> TASK
The records underneath are to be repeated exactly, with the pictures left out.

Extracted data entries
>>>>
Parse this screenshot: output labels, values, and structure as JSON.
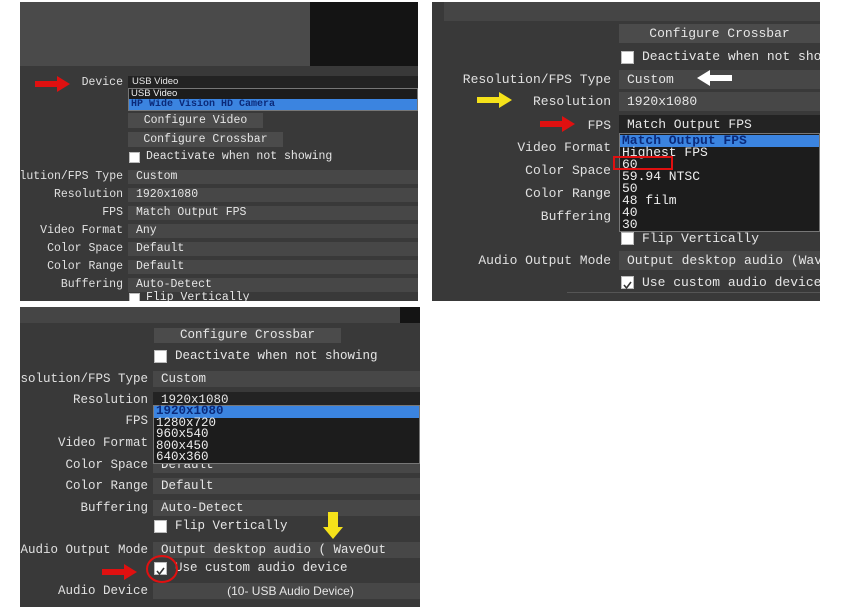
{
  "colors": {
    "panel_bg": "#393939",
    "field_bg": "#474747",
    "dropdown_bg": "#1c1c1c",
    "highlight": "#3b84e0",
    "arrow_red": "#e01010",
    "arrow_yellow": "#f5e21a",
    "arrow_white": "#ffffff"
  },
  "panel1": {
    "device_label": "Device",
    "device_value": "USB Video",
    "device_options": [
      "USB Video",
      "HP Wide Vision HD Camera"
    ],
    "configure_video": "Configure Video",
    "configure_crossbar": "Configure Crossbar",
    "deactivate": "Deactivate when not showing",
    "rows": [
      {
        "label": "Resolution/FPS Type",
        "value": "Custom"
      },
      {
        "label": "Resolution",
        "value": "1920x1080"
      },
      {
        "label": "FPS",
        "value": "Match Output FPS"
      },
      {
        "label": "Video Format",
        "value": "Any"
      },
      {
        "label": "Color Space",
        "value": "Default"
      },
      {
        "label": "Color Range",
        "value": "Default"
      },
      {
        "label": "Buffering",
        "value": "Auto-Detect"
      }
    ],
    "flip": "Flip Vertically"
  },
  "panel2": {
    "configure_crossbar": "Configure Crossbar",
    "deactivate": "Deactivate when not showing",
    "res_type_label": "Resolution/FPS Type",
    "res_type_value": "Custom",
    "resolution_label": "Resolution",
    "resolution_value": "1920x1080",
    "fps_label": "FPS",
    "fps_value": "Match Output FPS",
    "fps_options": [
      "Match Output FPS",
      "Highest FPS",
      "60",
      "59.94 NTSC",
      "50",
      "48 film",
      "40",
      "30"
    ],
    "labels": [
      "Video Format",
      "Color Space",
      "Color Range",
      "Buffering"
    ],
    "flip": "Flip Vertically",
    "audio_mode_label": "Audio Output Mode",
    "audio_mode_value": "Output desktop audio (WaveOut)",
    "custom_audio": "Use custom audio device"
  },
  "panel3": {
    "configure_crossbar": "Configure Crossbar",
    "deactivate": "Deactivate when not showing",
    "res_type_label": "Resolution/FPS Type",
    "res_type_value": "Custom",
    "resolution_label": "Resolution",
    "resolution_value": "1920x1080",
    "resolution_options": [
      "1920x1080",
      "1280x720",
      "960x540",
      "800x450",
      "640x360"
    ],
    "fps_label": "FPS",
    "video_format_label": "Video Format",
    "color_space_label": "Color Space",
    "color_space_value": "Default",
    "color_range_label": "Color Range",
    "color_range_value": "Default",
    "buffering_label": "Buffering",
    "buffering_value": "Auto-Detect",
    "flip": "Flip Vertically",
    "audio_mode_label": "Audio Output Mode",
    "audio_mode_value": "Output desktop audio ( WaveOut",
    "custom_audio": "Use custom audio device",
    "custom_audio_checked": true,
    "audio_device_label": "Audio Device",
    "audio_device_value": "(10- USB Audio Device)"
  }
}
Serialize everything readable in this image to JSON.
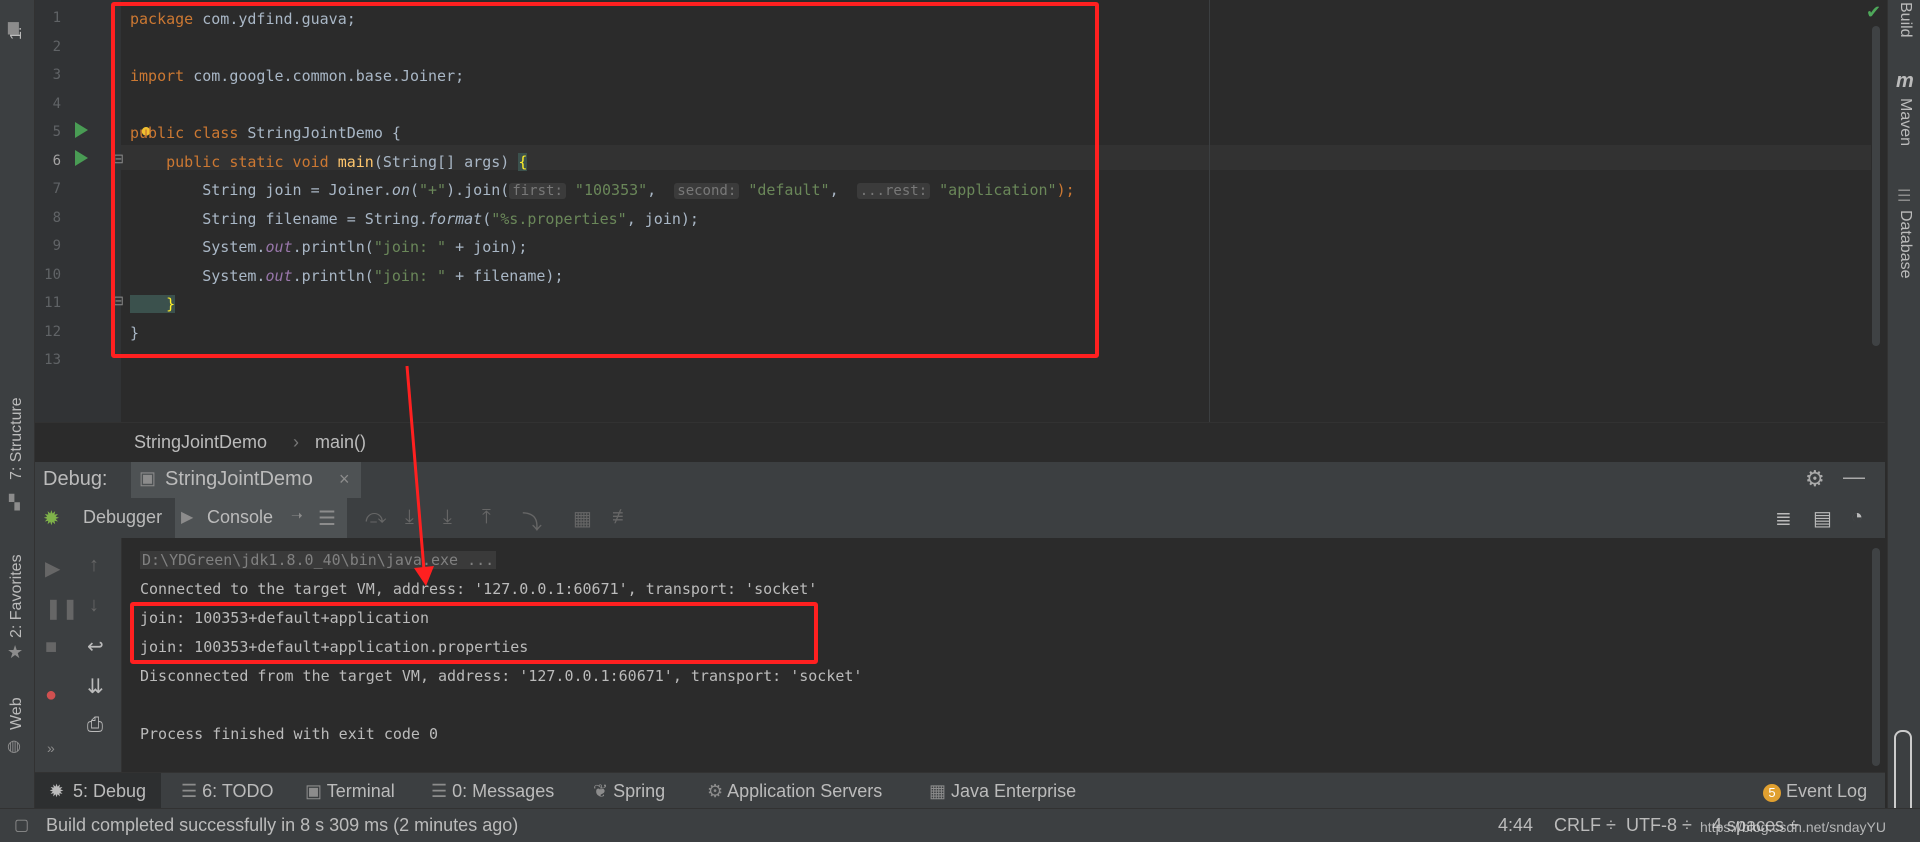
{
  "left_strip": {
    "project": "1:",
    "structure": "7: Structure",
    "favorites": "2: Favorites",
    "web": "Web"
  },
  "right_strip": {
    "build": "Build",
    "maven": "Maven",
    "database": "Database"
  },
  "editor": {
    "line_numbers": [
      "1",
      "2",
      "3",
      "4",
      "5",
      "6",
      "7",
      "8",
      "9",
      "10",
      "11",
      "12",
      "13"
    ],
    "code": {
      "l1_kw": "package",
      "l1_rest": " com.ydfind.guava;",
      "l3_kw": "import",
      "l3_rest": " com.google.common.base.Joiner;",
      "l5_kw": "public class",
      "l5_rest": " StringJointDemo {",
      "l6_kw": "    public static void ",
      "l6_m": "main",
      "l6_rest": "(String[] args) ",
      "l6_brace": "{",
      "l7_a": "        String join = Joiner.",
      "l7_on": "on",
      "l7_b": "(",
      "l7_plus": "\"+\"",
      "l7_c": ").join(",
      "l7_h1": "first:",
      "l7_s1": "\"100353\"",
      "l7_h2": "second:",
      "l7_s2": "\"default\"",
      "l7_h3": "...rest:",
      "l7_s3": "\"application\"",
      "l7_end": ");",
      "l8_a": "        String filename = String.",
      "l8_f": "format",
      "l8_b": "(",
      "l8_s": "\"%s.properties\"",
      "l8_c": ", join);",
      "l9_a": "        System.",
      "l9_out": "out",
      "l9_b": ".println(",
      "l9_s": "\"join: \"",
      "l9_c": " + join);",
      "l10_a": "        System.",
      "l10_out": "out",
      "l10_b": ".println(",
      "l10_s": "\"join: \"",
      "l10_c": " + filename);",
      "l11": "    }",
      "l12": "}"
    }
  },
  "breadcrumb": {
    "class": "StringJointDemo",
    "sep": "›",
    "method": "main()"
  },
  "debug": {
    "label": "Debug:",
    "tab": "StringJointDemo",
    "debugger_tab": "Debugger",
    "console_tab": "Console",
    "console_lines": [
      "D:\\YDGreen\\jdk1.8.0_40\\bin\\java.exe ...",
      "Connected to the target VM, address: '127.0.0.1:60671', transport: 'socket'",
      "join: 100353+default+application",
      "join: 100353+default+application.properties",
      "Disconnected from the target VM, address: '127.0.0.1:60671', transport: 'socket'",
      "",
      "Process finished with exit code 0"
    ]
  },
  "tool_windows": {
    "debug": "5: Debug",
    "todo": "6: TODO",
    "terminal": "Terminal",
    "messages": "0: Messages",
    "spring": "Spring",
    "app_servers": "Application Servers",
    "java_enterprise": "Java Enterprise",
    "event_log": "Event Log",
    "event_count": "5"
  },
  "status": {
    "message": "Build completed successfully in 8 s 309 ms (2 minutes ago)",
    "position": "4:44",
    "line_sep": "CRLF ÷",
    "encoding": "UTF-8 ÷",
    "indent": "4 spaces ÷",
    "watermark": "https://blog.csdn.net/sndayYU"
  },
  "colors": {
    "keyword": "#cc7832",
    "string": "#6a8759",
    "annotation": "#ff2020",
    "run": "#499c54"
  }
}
<<<<
> ANSWER TO THE TASK
Parse this screenshot: output labels, values, and structure as JSON.
{
  "colors": {
    "panel_bg": "#393939",
    "field_bg": "#474747",
    "dropdown_bg": "#1c1c1c",
    "highlight": "#3b84e0",
    "arrow_red": "#e01010",
    "arrow_yellow": "#f5e21a",
    "arrow_white": "#ffffff"
  },
  "panel1": {
    "device_label": "Device",
    "device_value": "USB Video",
    "device_options": [
      "USB Video",
      "HP Wide Vision HD Camera"
    ],
    "configure_video": "Configure Video",
    "configure_crossbar": "Configure Crossbar",
    "deactivate": "Deactivate when not showing",
    "rows": [
      {
        "label": "Resolution/FPS Type",
        "value": "Custom"
      },
      {
        "label": "Resolution",
        "value": "1920x1080"
      },
      {
        "label": "FPS",
        "value": "Match Output FPS"
      },
      {
        "label": "Video Format",
        "value": "Any"
      },
      {
        "label": "Color Space",
        "value": "Default"
      },
      {
        "label": "Color Range",
        "value": "Default"
      },
      {
        "label": "Buffering",
        "value": "Auto-Detect"
      }
    ],
    "flip": "Flip Vertically"
  },
  "panel2": {
    "configure_crossbar": "Configure Crossbar",
    "deactivate": "Deactivate when not showing",
    "res_type_label": "Resolution/FPS Type",
    "res_type_value": "Custom",
    "resolution_label": "Resolution",
    "resolution_value": "1920x1080",
    "fps_label": "FPS",
    "fps_value": "Match Output FPS",
    "fps_options": [
      "Match Output FPS",
      "Highest FPS",
      "60",
      "59.94 NTSC",
      "50",
      "48 film",
      "40",
      "30"
    ],
    "labels": [
      "Video Format",
      "Color Space",
      "Color Range",
      "Buffering"
    ],
    "flip": "Flip Vertically",
    "audio_mode_label": "Audio Output Mode",
    "audio_mode_value": "Output desktop audio (WaveOut)",
    "custom_audio": "Use custom audio device"
  },
  "panel3": {
    "configure_crossbar": "Configure Crossbar",
    "deactivate": "Deactivate when not showing",
    "res_type_label": "Resolution/FPS Type",
    "res_type_value": "Custom",
    "resolution_label": "Resolution",
    "resolution_value": "1920x1080",
    "resolution_options": [
      "1920x1080",
      "1280x720",
      "960x540",
      "800x450",
      "640x360"
    ],
    "fps_label": "FPS",
    "video_format_label": "Video Format",
    "color_space_label": "Color Space",
    "color_space_value": "Default",
    "color_range_label": "Color Range",
    "color_range_value": "Default",
    "buffering_label": "Buffering",
    "buffering_value": "Auto-Detect",
    "flip": "Flip Vertically",
    "audio_mode_label": "Audio Output Mode",
    "audio_mode_value": "Output desktop audio ( WaveOut",
    "custom_audio": "Use custom audio device",
    "custom_audio_checked": true,
    "audio_device_label": "Audio Device",
    "audio_device_value": "(10- USB Audio Device)"
  }
}
Serialize everything readable in this image to JSON.
{
  "left_strip": {
    "project": "1:",
    "structure": "7: Structure",
    "favorites": "2: Favorites",
    "web": "Web"
  },
  "right_strip": {
    "build": "Build",
    "maven": "Maven",
    "database": "Database"
  },
  "editor": {
    "line_numbers": [
      "1",
      "2",
      "3",
      "4",
      "5",
      "6",
      "7",
      "8",
      "9",
      "10",
      "11",
      "12",
      "13"
    ],
    "code": {
      "l1_kw": "package",
      "l1_rest": " com.ydfind.guava;",
      "l3_kw": "import",
      "l3_rest": " com.google.common.base.Joiner;",
      "l5_kw": "public class",
      "l5_rest": " StringJointDemo {",
      "l6_kw": "    public static void ",
      "l6_m": "main",
      "l6_rest": "(String[] args) ",
      "l6_brace": "{",
      "l7_a": "        String join = Joiner.",
      "l7_on": "on",
      "l7_b": "(",
      "l7_plus": "\"+\"",
      "l7_c": ").join(",
      "l7_h1": "first:",
      "l7_s1": "\"100353\"",
      "l7_h2": "second:",
      "l7_s2": "\"default\"",
      "l7_h3": "...rest:",
      "l7_s3": "\"application\"",
      "l7_end": ");",
      "l8_a": "        String filename = String.",
      "l8_f": "format",
      "l8_b": "(",
      "l8_s": "\"%s.properties\"",
      "l8_c": ", join);",
      "l9_a": "        System.",
      "l9_out": "out",
      "l9_b": ".println(",
      "l9_s": "\"join: \"",
      "l9_c": " + join);",
      "l10_a": "        System.",
      "l10_out": "out",
      "l10_b": ".println(",
      "l10_s": "\"join: \"",
      "l10_c": " + filename);",
      "l11": "    }",
      "l12": "}"
    }
  },
  "breadcrumb": {
    "class": "StringJointDemo",
    "sep": "›",
    "method": "main()"
  },
  "debug": {
    "label": "Debug:",
    "tab": "StringJointDemo",
    "debugger_tab": "Debugger",
    "console_tab": "Console",
    "console_lines": [
      "D:\\YDGreen\\jdk1.8.0_40\\bin\\java.exe ...",
      "Connected to the target VM, address: '127.0.0.1:60671', transport: 'socket'",
      "join: 100353+default+application",
      "join: 100353+default+application.properties",
      "Disconnected from the target VM, address: '127.0.0.1:60671', transport: 'socket'",
      "",
      "Process finished with exit code 0"
    ]
  },
  "tool_windows": {
    "debug": "5: Debug",
    "todo": "6: TODO",
    "terminal": "Terminal",
    "messages": "0: Messages",
    "spring": "Spring",
    "app_servers": "Application Servers",
    "java_enterprise": "Java Enterprise",
    "event_log": "Event Log",
    "event_count": "5"
  },
  "status": {
    "message": "Build completed successfully in 8 s 309 ms (2 minutes ago)",
    "position": "4:44",
    "line_sep": "CRLF ÷",
    "encoding": "UTF-8 ÷",
    "indent": "4 spaces ÷",
    "watermark": "https://blog.csdn.net/sndayYU"
  },
  "colors": {
    "keyword": "#cc7832",
    "string": "#6a8759",
    "annotation": "#ff2020",
    "run": "#499c54"
  }
}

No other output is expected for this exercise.